Stored records:
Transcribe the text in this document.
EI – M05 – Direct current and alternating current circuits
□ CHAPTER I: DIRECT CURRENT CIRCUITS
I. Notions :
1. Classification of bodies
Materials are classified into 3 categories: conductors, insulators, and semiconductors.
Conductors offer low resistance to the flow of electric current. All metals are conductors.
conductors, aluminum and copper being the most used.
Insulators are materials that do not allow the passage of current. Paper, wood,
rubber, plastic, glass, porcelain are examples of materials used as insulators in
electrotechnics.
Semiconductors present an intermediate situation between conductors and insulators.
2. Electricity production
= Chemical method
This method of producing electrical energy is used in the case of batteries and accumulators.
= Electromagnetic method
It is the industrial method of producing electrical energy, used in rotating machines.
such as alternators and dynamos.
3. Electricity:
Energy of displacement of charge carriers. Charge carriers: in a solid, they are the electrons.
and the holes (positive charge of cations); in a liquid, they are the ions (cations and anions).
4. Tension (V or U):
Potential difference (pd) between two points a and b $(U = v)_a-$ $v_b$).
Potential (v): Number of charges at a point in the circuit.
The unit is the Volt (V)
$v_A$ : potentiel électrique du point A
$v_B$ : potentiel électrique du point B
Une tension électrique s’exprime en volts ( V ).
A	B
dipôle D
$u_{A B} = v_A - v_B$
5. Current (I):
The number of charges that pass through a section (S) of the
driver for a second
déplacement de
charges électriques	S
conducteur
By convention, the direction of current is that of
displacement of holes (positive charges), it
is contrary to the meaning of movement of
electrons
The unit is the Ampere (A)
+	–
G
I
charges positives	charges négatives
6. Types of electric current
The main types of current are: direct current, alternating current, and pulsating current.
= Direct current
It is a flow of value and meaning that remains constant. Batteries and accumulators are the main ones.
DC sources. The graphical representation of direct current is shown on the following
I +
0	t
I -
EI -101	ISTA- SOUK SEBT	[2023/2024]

Set problem: Return each entry from the material above exactly as it appears.

Exercise answer:
Transcribe the text in this document.
EI – M05 – Direct current and alternating current circuits
□ CHAPTER I: DIRECT CURRENT CIRCUITS
I. Notions :
1. Classification of bodies
Materials are classified into 3 categories: conductors, insulators, and semiconductors.
Conductors offer low resistance to the flow of electric current. All metals are conductors.
conductors, aluminum and copper being the most used.
Insulators are materials that do not allow the passage of current. Paper, wood,
rubber, plastic, glass, porcelain are examples of materials used as insulators in
electrotechnics.
Semiconductors present an intermediate situation between conductors and insulators.
2. Electricity production
= Chemical method
This method of producing electrical energy is used in the case of batteries and accumulators.
= Electromagnetic method
It is the industrial method of producing electrical energy, used in rotating machines.
such as alternators and dynamos.
3. Electricity:
Energy of displacement of charge carriers. Charge carriers: in a solid, they are the electrons.
and the holes (positive charge of cations); in a liquid, they are the ions (cations and anions).
4. Tension (V or U):
Potential difference (pd) between two points a and b $(U = v)_a-$ $v_b$).
Potential (v): Number of charges at a point in the circuit.
The unit is the Volt (V)
$v_A$ : potentiel électrique du point A
$v_B$ : potentiel électrique du point B
Une tension électrique s’exprime en volts ( V ).
A	B
dipôle D
$u_{A B} = v_A - v_B$
5. Current (I):
The number of charges that pass through a section (S) of the
driver for a second
déplacement de
charges électriques	S
conducteur
By convention, the direction of current is that of
displacement of holes (positive charges), it
is contrary to the meaning of movement of
electrons
The unit is the Ampere (A)
+	–
G
I
charges positives	charges négatives
6. Types of electric current
The main types of current are: direct current, alternating current, and pulsating current.
= Direct current
It is a flow of value and meaning that remains constant. Batteries and accumulators are the main ones.
DC sources. The graphical representation of direct current is shown on the following
I +
0	t
I -
EI -101	ISTA- SOUK SEBT	[2023/2024]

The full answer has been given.